◆ WHAT IS EXPECTED: Give only one thing: the number of lines that include the word "ylabel".

_ _ _

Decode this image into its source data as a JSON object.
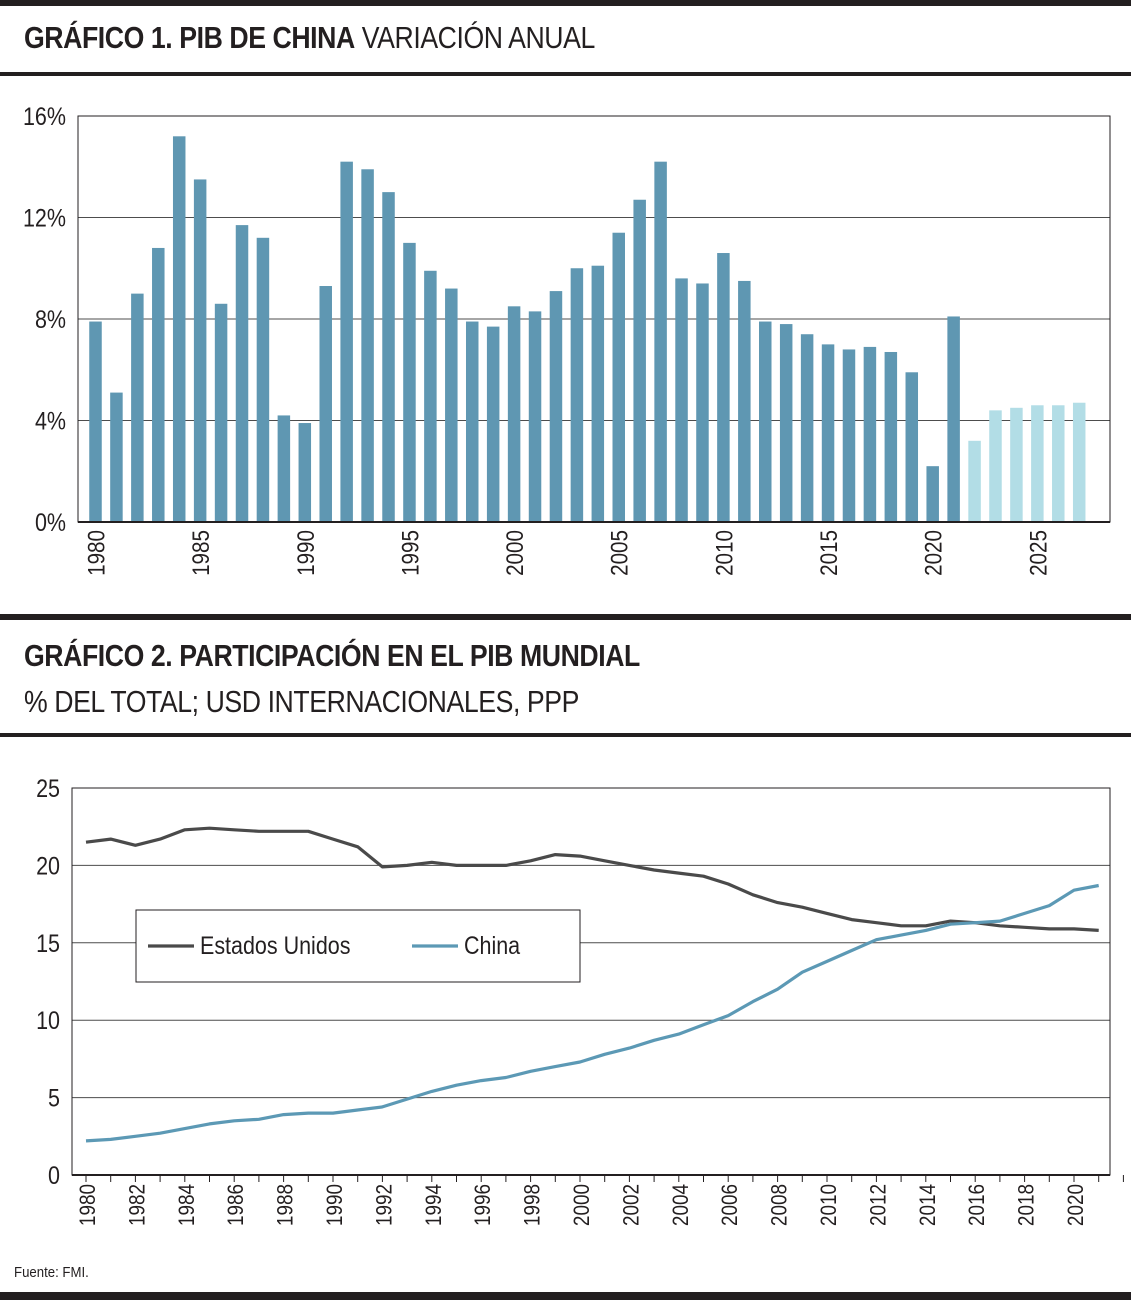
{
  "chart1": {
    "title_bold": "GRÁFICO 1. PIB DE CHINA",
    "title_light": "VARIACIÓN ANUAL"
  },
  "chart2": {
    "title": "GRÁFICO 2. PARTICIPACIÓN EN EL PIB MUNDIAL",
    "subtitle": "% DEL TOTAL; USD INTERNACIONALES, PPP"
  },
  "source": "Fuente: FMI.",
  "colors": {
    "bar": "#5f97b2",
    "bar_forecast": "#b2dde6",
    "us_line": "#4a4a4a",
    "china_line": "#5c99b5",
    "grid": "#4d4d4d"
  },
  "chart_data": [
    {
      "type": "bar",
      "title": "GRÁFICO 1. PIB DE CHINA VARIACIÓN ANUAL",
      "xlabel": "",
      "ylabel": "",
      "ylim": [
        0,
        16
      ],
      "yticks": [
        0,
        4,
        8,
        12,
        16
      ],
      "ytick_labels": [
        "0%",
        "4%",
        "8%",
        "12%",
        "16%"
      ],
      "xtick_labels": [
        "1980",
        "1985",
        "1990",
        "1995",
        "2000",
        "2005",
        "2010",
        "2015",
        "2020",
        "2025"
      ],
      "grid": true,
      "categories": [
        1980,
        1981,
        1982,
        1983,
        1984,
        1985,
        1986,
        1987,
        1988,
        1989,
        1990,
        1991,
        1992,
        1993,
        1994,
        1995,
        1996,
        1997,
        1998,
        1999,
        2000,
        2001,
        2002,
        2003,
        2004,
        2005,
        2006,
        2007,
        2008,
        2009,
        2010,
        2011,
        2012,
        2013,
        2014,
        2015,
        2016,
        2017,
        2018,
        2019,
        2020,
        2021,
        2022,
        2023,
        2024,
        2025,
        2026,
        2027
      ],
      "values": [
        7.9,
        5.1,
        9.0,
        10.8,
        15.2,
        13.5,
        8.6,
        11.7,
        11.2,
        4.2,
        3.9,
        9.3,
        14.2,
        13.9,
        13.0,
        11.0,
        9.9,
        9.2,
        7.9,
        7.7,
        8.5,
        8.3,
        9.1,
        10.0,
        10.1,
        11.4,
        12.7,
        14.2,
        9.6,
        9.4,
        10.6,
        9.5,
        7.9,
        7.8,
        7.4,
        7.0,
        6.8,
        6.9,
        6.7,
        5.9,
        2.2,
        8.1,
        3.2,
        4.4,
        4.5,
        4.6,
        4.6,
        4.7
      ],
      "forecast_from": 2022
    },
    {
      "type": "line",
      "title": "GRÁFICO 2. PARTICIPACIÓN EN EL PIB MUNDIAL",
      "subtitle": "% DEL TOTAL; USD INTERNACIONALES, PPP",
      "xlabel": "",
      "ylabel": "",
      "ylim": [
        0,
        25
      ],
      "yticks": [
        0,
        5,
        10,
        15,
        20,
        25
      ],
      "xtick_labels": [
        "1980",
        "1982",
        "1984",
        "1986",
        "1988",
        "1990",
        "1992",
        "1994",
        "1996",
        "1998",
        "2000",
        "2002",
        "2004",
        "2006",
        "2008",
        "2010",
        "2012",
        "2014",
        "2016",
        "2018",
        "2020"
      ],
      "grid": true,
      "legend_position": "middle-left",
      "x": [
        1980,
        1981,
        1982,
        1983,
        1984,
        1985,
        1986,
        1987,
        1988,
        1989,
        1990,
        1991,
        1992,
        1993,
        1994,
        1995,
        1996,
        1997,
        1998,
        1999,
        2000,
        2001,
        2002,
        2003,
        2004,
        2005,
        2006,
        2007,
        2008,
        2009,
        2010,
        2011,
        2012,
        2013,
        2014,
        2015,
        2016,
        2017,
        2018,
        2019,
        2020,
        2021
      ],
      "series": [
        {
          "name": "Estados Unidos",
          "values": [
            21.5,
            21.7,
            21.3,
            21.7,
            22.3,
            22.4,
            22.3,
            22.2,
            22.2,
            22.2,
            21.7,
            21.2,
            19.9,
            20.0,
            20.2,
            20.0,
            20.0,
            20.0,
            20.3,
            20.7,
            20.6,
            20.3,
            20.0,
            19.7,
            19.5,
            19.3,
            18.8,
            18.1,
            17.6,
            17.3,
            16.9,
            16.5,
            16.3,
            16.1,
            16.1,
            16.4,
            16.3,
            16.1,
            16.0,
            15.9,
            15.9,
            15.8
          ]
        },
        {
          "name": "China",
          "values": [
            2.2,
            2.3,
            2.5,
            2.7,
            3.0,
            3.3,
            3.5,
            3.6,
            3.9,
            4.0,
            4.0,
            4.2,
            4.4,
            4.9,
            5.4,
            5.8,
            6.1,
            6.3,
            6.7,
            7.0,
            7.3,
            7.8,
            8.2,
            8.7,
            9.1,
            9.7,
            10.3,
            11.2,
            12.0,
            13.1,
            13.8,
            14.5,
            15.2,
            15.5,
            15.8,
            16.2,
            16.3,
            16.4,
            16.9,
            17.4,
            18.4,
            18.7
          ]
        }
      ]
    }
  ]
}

_ _ _

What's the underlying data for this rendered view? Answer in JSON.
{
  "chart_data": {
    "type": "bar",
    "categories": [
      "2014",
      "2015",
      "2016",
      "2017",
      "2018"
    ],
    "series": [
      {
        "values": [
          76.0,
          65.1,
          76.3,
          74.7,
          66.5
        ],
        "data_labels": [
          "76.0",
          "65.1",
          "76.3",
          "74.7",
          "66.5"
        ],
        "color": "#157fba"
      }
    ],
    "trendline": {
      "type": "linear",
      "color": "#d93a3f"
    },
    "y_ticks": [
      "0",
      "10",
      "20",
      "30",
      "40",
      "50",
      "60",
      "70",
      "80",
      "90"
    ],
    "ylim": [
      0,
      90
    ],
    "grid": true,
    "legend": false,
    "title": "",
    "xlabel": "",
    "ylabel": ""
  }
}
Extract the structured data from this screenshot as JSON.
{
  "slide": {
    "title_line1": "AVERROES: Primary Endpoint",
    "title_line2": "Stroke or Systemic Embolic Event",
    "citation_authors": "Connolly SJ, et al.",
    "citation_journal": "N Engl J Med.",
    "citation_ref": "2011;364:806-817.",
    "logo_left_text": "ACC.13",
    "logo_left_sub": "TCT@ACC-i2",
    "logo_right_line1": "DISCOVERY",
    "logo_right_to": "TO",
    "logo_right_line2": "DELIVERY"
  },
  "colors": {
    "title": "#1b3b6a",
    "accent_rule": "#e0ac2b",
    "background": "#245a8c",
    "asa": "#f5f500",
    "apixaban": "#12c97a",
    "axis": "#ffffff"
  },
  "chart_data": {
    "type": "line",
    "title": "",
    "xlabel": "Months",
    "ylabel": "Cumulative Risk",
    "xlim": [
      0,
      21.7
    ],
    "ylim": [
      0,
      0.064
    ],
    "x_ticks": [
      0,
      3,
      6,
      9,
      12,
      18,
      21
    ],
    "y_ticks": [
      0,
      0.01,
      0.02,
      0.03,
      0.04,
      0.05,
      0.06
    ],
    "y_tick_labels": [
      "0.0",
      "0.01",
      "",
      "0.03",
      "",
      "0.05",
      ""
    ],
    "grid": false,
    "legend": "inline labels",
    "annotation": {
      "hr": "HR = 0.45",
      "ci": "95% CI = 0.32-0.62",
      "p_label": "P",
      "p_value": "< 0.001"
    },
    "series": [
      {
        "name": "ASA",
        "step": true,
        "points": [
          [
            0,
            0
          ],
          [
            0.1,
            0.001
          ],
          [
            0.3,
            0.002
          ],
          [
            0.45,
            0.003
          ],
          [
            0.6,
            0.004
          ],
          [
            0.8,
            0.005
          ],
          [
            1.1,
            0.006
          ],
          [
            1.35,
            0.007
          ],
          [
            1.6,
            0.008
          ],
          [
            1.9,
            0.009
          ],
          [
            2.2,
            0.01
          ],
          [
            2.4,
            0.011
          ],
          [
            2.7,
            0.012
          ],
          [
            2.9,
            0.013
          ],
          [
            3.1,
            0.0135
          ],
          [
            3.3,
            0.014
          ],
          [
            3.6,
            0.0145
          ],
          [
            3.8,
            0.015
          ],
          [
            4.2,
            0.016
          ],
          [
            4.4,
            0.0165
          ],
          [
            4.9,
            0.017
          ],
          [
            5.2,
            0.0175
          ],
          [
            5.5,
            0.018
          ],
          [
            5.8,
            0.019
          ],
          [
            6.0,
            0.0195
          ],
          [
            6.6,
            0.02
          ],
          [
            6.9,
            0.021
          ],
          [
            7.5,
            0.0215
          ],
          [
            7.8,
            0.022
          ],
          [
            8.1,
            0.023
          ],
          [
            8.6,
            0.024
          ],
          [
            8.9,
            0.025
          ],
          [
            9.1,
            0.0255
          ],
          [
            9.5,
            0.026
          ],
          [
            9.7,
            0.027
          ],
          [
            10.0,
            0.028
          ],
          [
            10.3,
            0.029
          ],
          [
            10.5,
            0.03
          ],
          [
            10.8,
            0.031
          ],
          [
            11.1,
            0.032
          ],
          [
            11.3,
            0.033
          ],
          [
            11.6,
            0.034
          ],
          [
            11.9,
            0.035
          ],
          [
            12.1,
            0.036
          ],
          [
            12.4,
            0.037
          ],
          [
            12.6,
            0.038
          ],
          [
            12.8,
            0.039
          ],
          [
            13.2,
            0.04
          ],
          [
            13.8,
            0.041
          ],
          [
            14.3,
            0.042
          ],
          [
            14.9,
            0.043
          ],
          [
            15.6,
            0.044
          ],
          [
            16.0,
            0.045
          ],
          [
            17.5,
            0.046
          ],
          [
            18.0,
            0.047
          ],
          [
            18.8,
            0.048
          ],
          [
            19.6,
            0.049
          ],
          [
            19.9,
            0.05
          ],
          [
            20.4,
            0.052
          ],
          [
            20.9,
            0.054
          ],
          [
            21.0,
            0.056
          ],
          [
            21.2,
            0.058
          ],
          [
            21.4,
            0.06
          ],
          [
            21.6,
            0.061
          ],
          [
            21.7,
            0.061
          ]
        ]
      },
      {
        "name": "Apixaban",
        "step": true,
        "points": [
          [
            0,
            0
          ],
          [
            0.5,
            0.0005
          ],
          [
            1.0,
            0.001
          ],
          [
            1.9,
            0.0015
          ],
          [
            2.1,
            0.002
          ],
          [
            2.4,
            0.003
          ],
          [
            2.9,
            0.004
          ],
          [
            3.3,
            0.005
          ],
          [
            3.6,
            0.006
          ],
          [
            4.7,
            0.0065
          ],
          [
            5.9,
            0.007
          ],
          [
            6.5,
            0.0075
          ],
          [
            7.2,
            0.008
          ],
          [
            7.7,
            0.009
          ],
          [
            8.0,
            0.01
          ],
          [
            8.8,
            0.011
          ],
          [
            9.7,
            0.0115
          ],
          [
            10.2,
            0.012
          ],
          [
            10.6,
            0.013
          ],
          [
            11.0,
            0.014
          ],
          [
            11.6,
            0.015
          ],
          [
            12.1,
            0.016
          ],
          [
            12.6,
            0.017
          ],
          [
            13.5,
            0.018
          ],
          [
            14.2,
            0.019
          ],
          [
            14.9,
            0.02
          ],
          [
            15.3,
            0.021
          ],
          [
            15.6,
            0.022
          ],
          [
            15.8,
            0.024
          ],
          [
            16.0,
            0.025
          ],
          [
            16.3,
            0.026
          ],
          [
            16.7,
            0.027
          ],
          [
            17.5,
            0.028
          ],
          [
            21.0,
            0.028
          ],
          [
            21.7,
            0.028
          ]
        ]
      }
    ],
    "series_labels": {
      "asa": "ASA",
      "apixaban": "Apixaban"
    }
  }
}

_ _ _

◆ TASK RESULT: 4